■ What the exercise asks ■
Go through the material below and report how many lines contain "this". Give only the number.

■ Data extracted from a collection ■
········

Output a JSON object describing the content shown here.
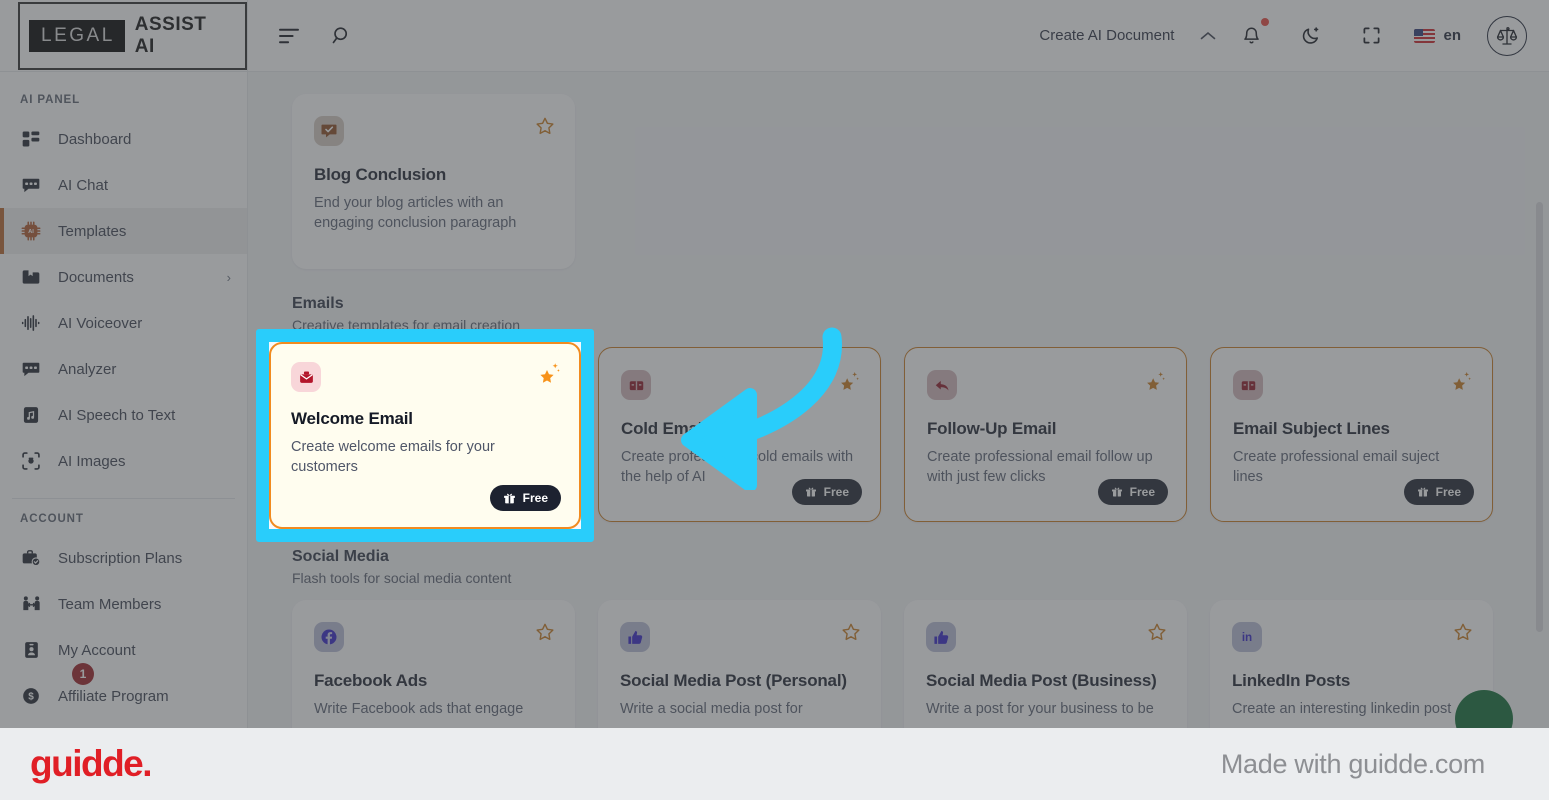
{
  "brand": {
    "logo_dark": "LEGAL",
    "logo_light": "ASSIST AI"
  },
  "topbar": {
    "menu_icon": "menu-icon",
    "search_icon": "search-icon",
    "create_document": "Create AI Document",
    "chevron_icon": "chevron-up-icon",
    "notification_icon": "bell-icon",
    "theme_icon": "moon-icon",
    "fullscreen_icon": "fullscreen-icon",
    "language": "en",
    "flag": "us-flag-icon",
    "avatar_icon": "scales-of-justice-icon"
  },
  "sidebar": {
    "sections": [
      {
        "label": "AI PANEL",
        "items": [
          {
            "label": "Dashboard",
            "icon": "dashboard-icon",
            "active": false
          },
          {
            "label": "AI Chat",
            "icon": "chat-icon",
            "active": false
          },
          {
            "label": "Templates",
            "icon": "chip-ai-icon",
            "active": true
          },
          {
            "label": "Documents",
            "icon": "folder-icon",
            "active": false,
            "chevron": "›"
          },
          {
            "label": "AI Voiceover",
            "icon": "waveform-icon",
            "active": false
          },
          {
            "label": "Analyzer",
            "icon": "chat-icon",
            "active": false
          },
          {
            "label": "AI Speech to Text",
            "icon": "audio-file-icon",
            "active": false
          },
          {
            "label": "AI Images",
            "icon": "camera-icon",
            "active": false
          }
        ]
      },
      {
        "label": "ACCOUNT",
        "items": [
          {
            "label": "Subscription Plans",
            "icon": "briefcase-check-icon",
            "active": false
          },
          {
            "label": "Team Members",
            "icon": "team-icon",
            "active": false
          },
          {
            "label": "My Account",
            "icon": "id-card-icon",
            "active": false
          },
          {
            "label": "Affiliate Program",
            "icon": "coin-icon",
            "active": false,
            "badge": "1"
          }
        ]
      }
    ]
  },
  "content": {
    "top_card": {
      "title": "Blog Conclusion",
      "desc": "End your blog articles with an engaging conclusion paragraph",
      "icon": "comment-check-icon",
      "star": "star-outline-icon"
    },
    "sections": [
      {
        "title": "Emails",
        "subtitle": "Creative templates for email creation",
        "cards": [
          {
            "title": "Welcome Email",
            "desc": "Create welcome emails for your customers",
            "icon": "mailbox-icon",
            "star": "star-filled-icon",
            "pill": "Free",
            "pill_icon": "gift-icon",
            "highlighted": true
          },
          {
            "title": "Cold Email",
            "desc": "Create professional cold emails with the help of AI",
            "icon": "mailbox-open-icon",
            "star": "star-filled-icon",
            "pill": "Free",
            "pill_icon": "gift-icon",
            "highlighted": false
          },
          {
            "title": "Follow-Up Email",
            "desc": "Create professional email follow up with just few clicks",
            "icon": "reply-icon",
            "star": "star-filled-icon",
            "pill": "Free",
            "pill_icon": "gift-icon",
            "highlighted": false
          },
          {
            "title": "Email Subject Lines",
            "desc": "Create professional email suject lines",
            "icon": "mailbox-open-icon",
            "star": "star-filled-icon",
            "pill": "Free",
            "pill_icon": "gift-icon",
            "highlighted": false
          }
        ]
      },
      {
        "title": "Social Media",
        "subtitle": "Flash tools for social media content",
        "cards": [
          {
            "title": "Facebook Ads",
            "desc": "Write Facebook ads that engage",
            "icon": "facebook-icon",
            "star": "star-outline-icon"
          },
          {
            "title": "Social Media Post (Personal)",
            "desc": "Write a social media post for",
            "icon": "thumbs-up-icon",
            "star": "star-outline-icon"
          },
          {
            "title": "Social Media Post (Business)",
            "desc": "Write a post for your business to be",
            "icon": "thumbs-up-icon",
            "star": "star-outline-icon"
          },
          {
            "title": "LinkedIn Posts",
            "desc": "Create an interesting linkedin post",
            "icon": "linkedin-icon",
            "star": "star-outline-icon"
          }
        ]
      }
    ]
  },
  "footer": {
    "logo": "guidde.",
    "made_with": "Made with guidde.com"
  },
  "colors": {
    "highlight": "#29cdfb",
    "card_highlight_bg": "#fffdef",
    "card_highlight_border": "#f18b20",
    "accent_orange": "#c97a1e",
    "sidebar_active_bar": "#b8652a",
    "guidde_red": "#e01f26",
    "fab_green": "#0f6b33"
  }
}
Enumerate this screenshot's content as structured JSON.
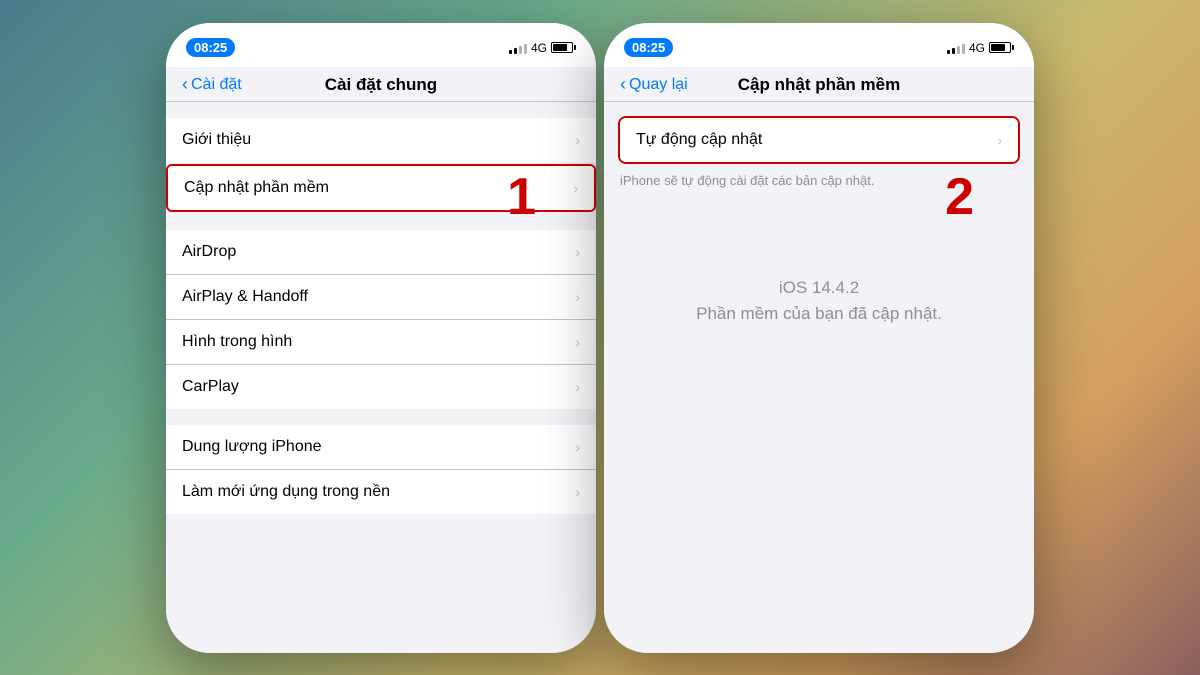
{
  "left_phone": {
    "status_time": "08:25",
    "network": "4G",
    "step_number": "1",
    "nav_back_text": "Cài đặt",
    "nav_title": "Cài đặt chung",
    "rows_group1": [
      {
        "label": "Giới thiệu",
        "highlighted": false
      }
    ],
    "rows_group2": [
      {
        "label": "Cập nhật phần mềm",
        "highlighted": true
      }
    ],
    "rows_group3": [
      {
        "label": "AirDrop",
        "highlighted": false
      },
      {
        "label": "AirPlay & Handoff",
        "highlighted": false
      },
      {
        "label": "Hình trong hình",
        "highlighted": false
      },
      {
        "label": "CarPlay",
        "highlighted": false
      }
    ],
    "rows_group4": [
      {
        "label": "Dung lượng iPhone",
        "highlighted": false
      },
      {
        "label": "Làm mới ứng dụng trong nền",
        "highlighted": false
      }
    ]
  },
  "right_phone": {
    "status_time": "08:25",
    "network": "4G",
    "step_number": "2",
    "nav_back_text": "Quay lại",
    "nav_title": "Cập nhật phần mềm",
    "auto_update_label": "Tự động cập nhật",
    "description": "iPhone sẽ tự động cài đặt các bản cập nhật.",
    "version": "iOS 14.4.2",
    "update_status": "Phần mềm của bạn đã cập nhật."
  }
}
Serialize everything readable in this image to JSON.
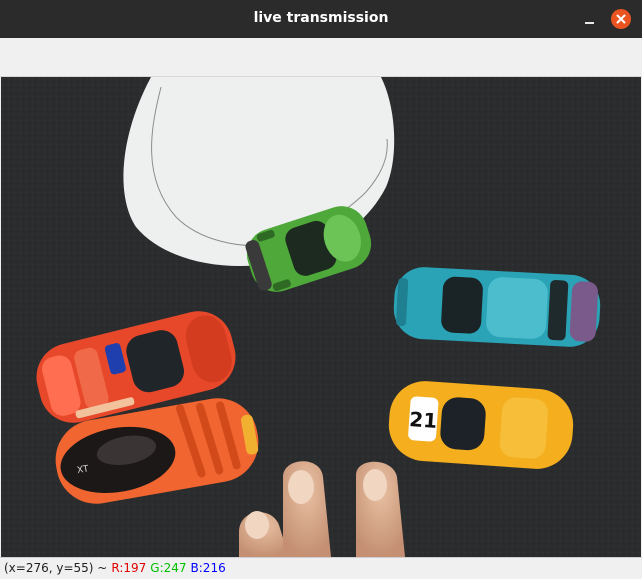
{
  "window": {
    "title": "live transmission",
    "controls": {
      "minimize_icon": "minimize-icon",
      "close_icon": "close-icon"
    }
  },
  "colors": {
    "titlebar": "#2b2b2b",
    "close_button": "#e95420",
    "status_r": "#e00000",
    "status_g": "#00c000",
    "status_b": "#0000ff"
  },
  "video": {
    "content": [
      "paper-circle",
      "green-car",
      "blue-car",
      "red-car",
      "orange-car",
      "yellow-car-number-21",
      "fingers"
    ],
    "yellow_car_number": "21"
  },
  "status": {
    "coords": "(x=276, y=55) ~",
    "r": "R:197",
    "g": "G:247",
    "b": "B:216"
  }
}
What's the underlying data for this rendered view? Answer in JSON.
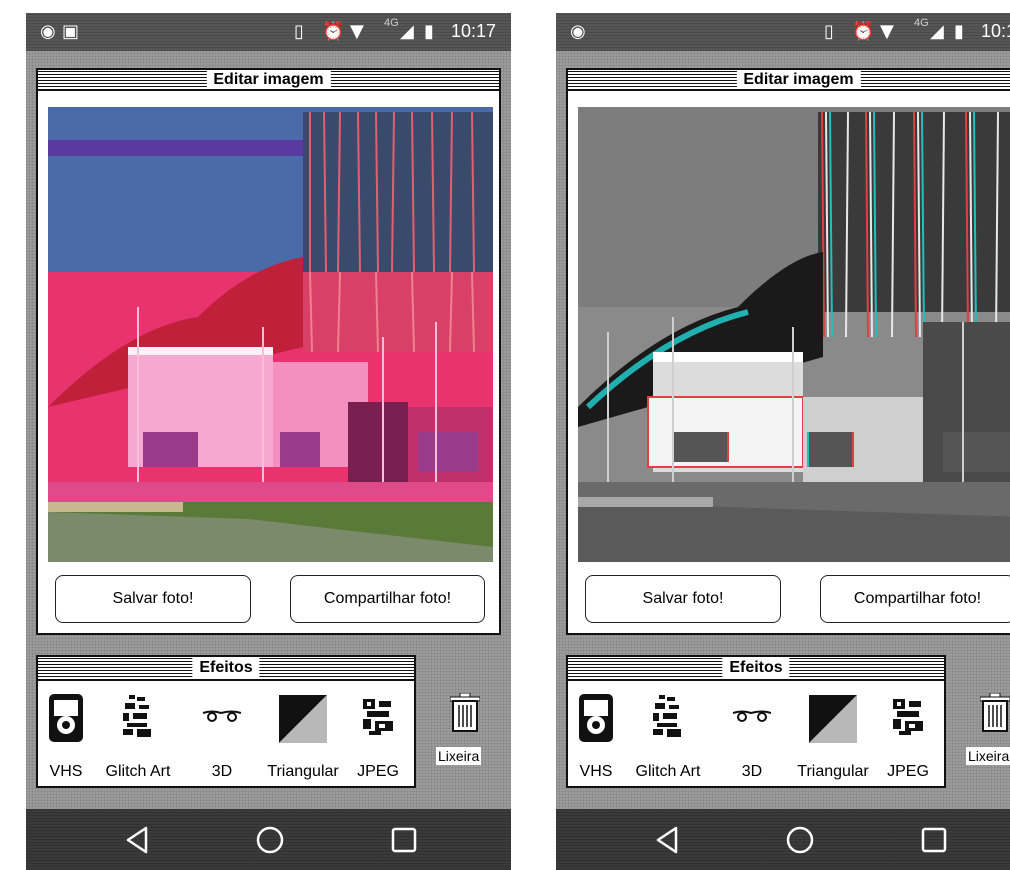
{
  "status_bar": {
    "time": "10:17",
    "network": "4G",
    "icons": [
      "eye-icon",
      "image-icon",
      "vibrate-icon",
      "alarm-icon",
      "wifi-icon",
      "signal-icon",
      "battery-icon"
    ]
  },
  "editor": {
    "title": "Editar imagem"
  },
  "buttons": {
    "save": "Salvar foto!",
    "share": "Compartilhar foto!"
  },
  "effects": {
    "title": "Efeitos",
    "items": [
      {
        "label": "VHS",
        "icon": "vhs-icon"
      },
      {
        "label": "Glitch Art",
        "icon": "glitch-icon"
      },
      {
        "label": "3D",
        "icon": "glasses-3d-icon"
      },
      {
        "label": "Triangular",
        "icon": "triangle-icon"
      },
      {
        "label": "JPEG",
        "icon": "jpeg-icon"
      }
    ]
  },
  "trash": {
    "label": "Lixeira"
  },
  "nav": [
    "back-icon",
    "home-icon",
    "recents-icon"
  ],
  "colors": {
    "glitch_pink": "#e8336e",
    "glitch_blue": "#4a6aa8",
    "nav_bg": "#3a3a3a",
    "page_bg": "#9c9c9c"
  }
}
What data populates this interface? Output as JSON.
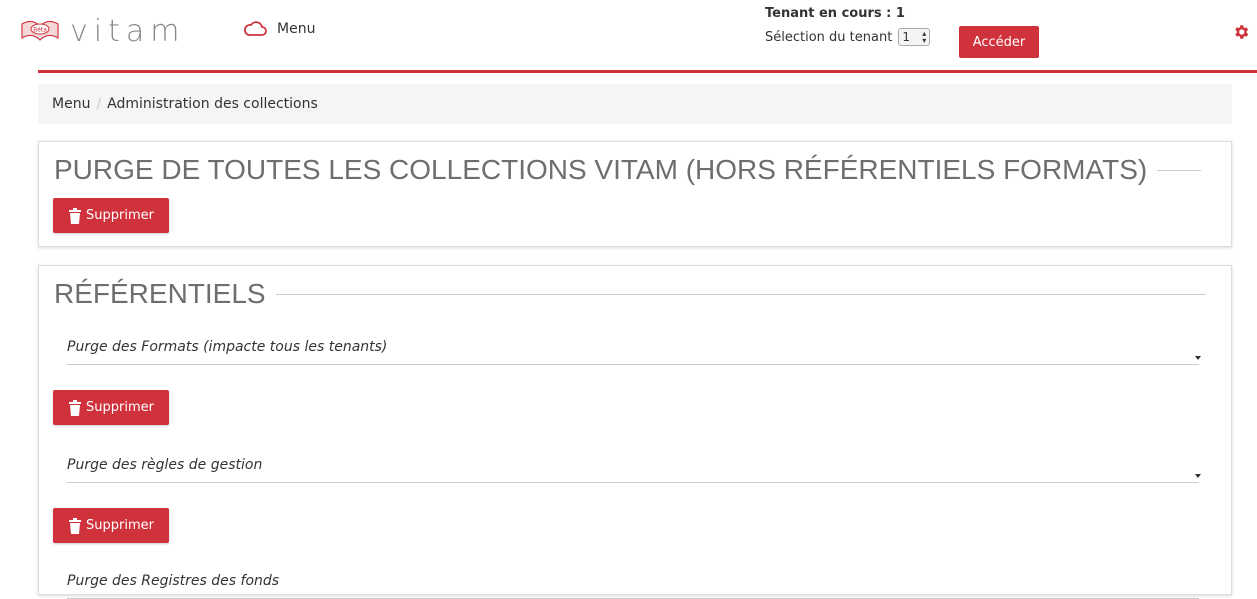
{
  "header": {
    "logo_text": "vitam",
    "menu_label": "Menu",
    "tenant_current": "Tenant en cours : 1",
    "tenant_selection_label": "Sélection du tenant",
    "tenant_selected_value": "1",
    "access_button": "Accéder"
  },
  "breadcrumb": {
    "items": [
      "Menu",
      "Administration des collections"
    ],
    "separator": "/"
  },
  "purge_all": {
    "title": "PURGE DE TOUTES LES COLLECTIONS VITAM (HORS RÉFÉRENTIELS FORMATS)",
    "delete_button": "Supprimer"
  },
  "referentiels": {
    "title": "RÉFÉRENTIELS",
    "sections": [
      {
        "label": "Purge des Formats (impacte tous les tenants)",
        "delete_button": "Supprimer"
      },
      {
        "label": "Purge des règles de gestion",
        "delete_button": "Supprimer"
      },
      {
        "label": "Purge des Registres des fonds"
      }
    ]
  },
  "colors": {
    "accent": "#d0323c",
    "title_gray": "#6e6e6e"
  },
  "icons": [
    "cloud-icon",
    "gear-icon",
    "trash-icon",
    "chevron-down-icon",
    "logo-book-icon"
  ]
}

········

■ Reply to the exercise ■
4